→ **Listing**:
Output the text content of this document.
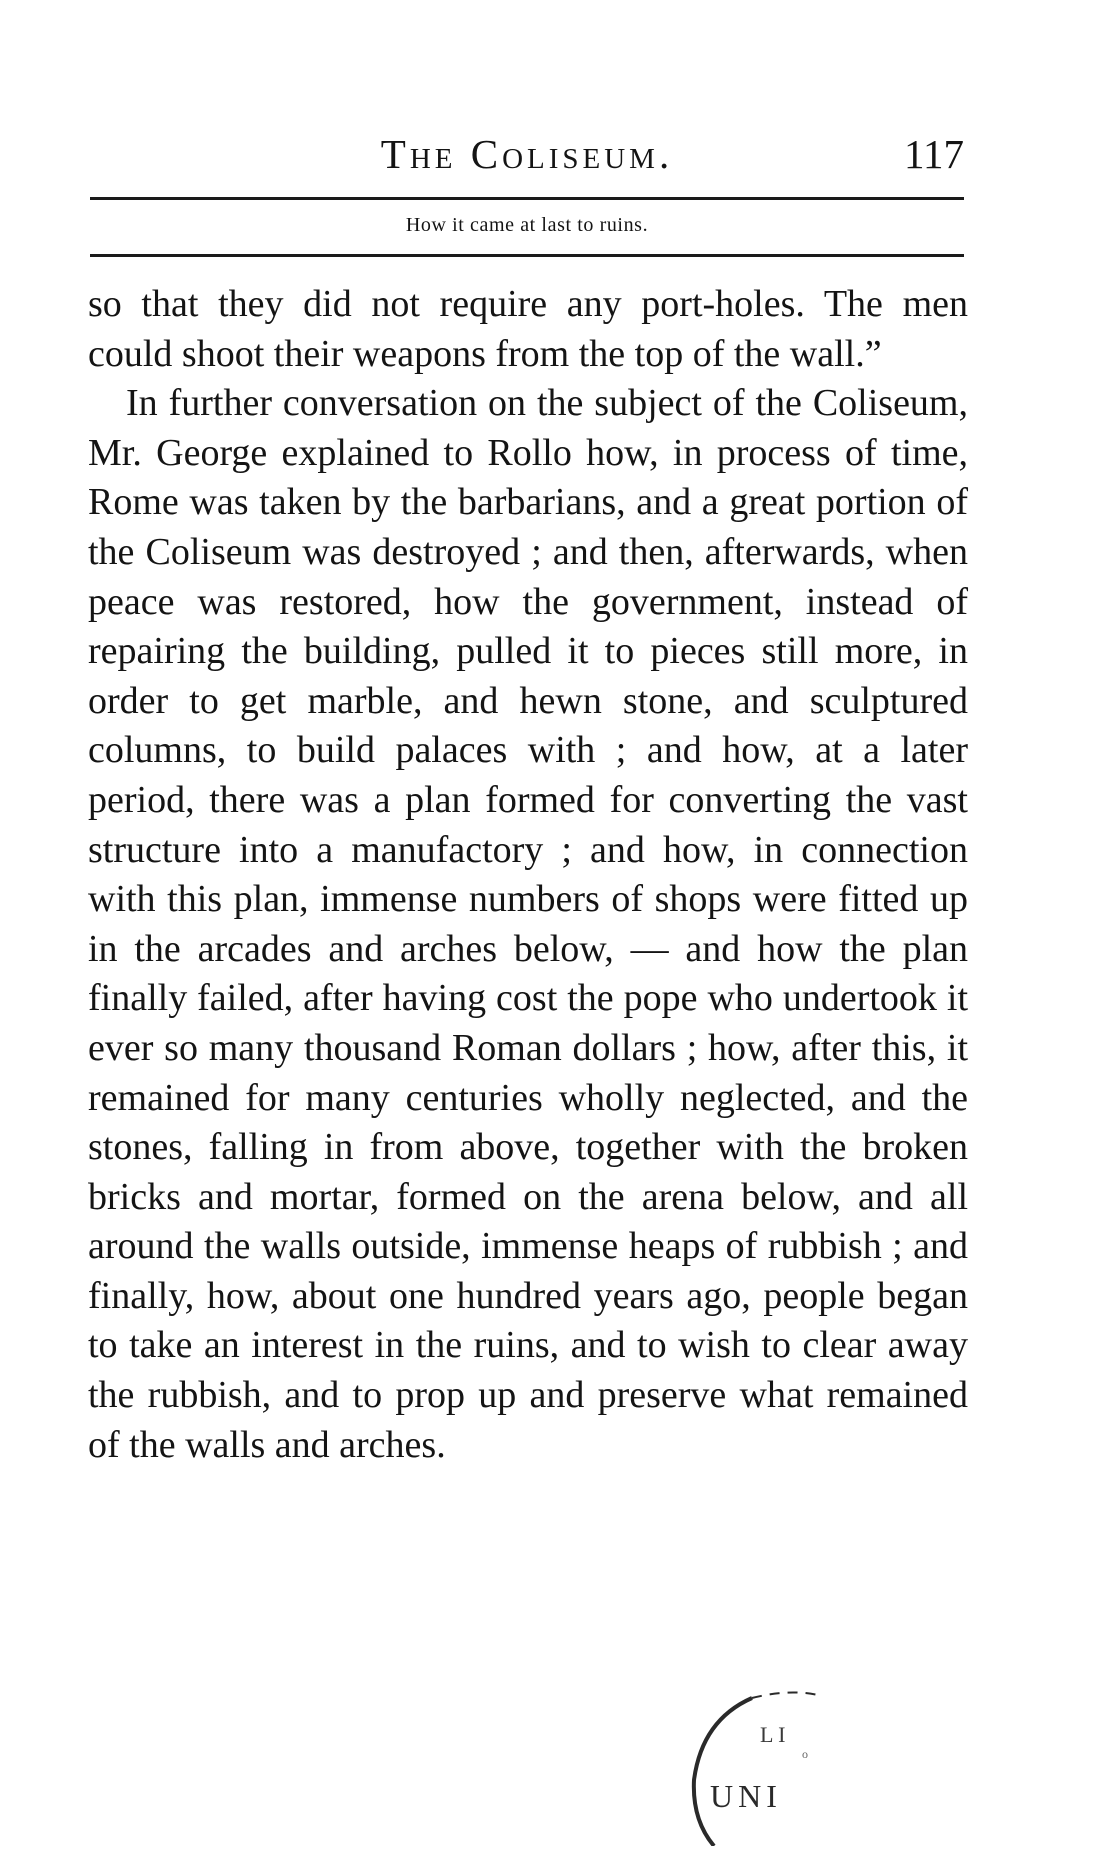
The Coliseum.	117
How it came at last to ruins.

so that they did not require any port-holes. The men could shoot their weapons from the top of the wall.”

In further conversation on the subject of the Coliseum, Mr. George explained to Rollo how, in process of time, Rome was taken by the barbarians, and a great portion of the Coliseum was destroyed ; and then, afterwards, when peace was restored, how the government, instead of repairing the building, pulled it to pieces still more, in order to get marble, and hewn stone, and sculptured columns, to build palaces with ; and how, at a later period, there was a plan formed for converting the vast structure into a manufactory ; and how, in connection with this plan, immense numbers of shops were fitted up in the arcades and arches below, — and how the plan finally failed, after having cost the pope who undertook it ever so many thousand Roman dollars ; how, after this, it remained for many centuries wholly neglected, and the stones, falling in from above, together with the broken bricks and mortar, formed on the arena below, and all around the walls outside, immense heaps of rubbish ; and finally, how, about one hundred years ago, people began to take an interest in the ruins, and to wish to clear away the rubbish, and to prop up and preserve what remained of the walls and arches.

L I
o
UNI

* * *

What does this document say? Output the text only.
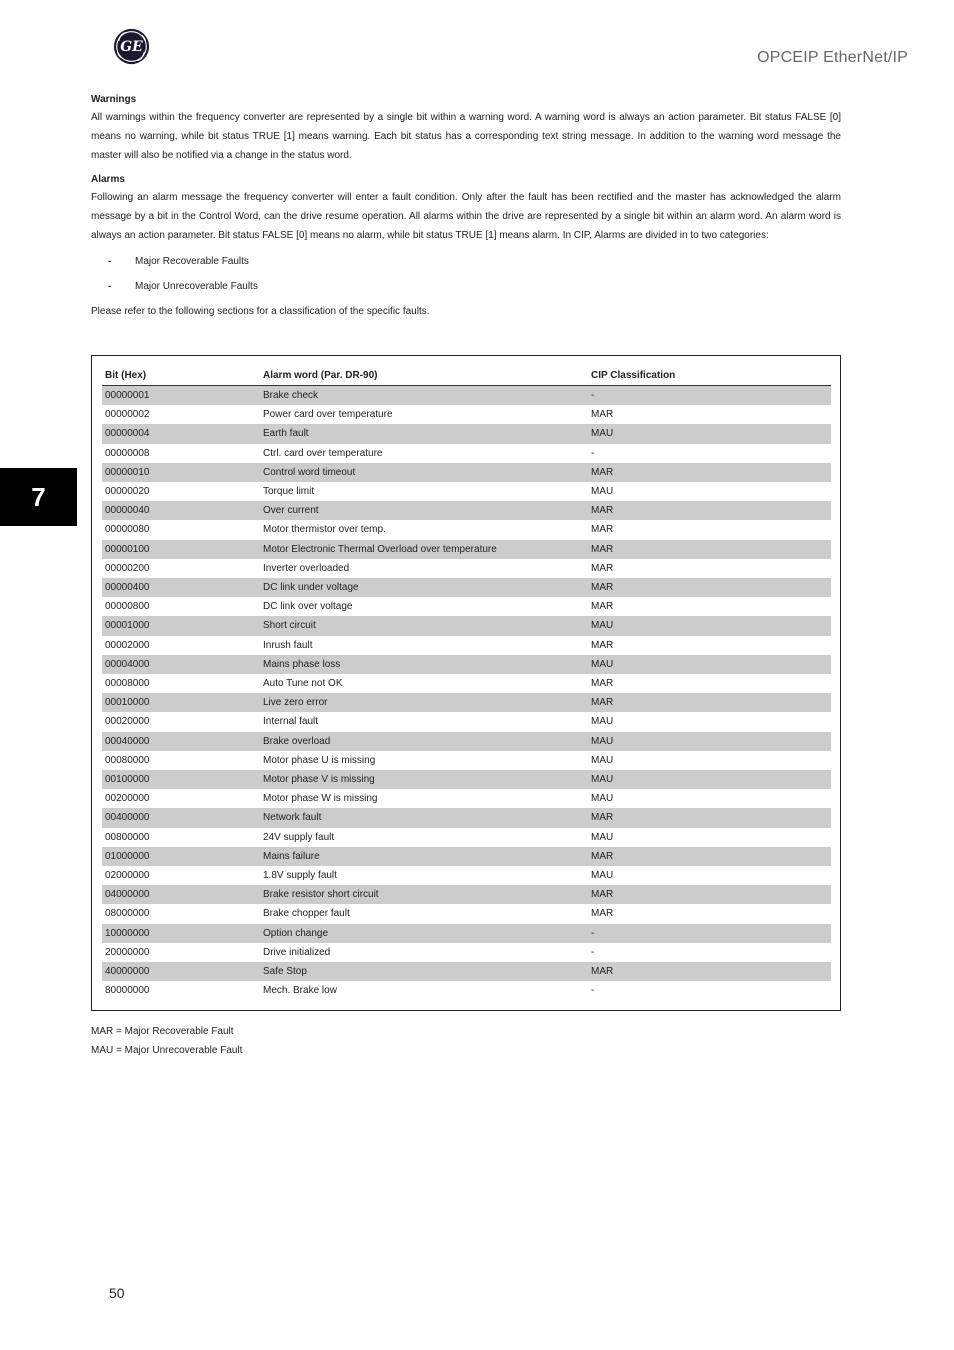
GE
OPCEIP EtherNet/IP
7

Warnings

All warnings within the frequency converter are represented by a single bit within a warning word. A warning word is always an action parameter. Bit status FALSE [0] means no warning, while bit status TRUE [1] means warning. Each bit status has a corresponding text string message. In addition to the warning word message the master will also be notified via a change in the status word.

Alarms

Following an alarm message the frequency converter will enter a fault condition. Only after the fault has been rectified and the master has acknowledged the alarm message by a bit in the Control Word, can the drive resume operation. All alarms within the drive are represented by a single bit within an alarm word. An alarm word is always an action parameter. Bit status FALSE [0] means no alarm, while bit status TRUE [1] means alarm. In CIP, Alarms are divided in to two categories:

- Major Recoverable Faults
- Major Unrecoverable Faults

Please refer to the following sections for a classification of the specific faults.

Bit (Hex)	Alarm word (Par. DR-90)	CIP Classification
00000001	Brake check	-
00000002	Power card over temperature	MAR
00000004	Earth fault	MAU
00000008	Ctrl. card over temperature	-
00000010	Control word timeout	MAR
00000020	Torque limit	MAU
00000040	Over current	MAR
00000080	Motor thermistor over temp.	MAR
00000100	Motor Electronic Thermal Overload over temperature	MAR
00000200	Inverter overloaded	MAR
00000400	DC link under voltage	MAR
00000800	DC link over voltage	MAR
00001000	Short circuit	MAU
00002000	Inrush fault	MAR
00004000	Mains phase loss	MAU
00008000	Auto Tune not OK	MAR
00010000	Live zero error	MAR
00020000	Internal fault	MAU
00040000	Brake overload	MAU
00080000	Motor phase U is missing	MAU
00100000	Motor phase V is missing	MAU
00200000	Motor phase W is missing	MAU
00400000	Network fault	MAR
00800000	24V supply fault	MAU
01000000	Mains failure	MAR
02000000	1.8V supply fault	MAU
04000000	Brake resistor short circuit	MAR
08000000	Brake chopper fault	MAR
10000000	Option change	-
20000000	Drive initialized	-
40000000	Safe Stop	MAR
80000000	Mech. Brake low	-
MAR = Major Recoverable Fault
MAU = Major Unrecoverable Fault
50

* * *

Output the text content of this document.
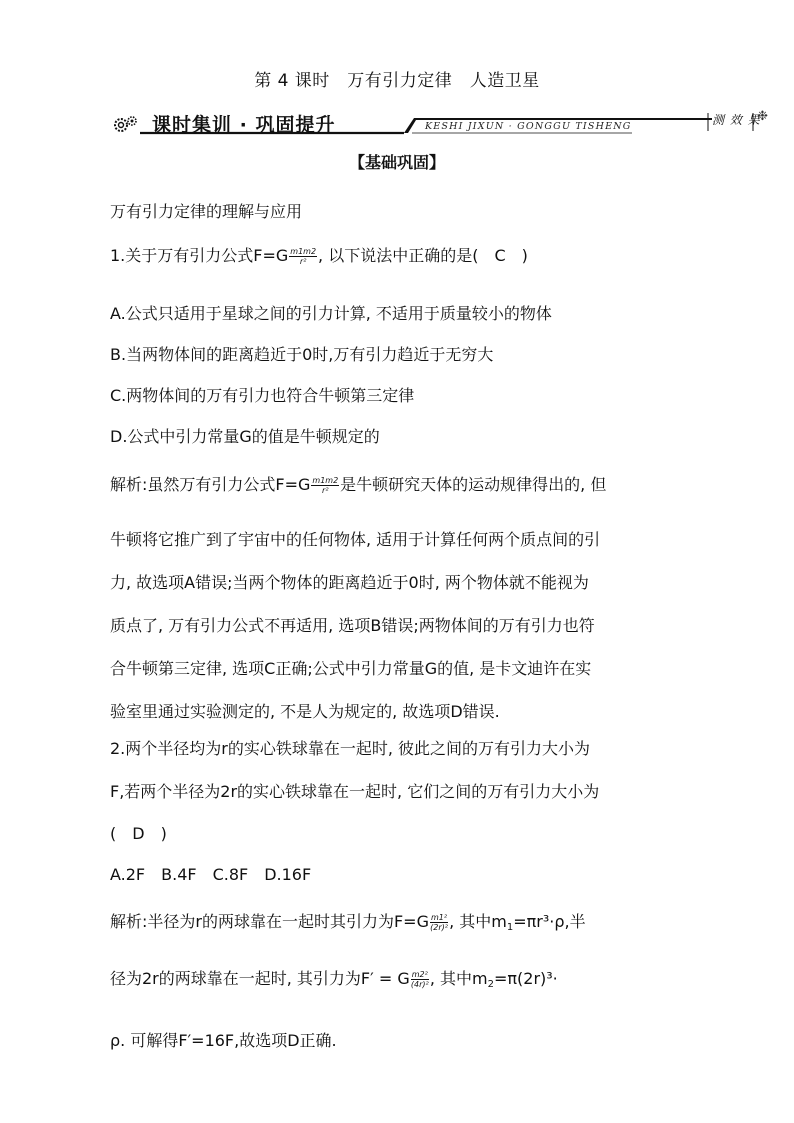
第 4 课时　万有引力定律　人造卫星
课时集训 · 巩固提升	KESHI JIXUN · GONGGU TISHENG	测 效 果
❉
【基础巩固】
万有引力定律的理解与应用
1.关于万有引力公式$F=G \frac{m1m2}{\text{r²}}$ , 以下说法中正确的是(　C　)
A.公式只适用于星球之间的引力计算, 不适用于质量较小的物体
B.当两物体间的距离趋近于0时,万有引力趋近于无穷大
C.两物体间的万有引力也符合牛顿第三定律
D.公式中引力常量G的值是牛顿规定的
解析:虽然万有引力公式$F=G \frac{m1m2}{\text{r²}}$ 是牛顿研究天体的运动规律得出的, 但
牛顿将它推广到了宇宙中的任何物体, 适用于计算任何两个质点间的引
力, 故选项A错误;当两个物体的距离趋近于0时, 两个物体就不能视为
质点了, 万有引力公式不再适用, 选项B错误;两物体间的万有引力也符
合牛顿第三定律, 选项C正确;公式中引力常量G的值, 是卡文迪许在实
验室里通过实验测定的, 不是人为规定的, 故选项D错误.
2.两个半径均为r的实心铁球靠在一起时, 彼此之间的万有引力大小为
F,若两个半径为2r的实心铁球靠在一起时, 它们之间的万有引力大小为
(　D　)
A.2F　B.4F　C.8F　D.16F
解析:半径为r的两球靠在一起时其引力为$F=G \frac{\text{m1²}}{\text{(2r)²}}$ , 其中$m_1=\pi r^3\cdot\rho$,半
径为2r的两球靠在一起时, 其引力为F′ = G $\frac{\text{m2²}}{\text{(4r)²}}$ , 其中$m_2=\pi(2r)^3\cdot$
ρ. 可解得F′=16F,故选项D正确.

→ **Requirements**: Pull out every line holding "FALSE" from the records above, and copy it.

→ **Solved exercise**:
All warnings within the frequency converter are represented by a single bit within a warning word. A warning word is always an action parameter. Bit status FALSE [0] means no warning, while bit status TRUE [1] means warning. Each bit status has a corresponding text string message. In addition to the warning word message the master will also be notified via a change in the status word.
Following an alarm message the frequency converter will enter a fault condition. Only after the fault has been rectified and the master has acknowledged the alarm message by a bit in the Control Word, can the drive resume operation. All alarms within the drive are represented by a single bit within an alarm word. An alarm word is always an action parameter. Bit status FALSE [0] means no alarm, while bit status TRUE [1] means alarm. In CIP, Alarms are divided in to two categories:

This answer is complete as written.